__TASK GOAL__:
Each line below should be retyped exactly, with no pictures.

__RECORDS SHOWN__:
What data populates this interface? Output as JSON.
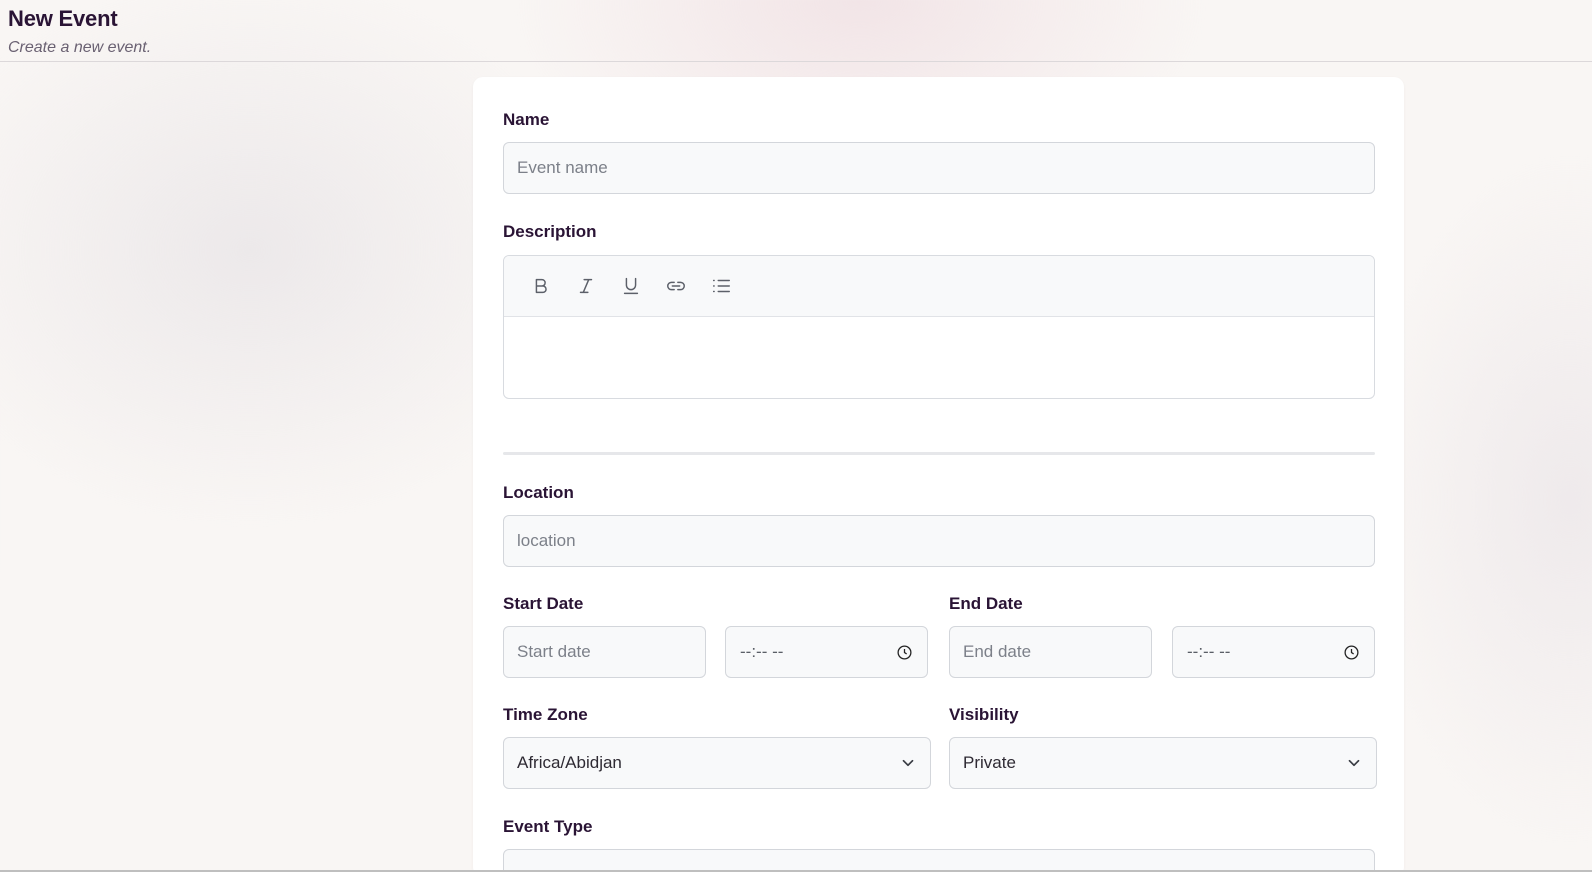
{
  "header": {
    "title": "New Event",
    "subtitle": "Create a new event."
  },
  "form": {
    "name": {
      "label": "Name",
      "placeholder": "Event name",
      "value": ""
    },
    "description": {
      "label": "Description",
      "toolbar": [
        "bold-icon",
        "italic-icon",
        "underline-icon",
        "link-icon",
        "list-icon"
      ]
    },
    "location": {
      "label": "Location",
      "placeholder": "location",
      "value": ""
    },
    "start": {
      "label": "Start Date",
      "date_placeholder": "Start date",
      "time_value": "--:-- --"
    },
    "end": {
      "label": "End Date",
      "date_placeholder": "End date",
      "time_value": "--:-- --"
    },
    "timezone": {
      "label": "Time Zone",
      "value": "Africa/Abidjan"
    },
    "visibility": {
      "label": "Visibility",
      "value": "Private"
    },
    "event_type": {
      "label": "Event Type"
    }
  }
}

__THE REPLY__:
What data populates this interface? Output as JSON.
{
  "header": {
    "title": "New Event",
    "subtitle": "Create a new event."
  },
  "form": {
    "name": {
      "label": "Name",
      "placeholder": "Event name",
      "value": ""
    },
    "description": {
      "label": "Description",
      "toolbar": [
        "bold-icon",
        "italic-icon",
        "underline-icon",
        "link-icon",
        "list-icon"
      ]
    },
    "location": {
      "label": "Location",
      "placeholder": "location",
      "value": ""
    },
    "start": {
      "label": "Start Date",
      "date_placeholder": "Start date",
      "time_value": "--:-- --"
    },
    "end": {
      "label": "End Date",
      "date_placeholder": "End date",
      "time_value": "--:-- --"
    },
    "timezone": {
      "label": "Time Zone",
      "value": "Africa/Abidjan"
    },
    "visibility": {
      "label": "Visibility",
      "value": "Private"
    },
    "event_type": {
      "label": "Event Type"
    }
  }
}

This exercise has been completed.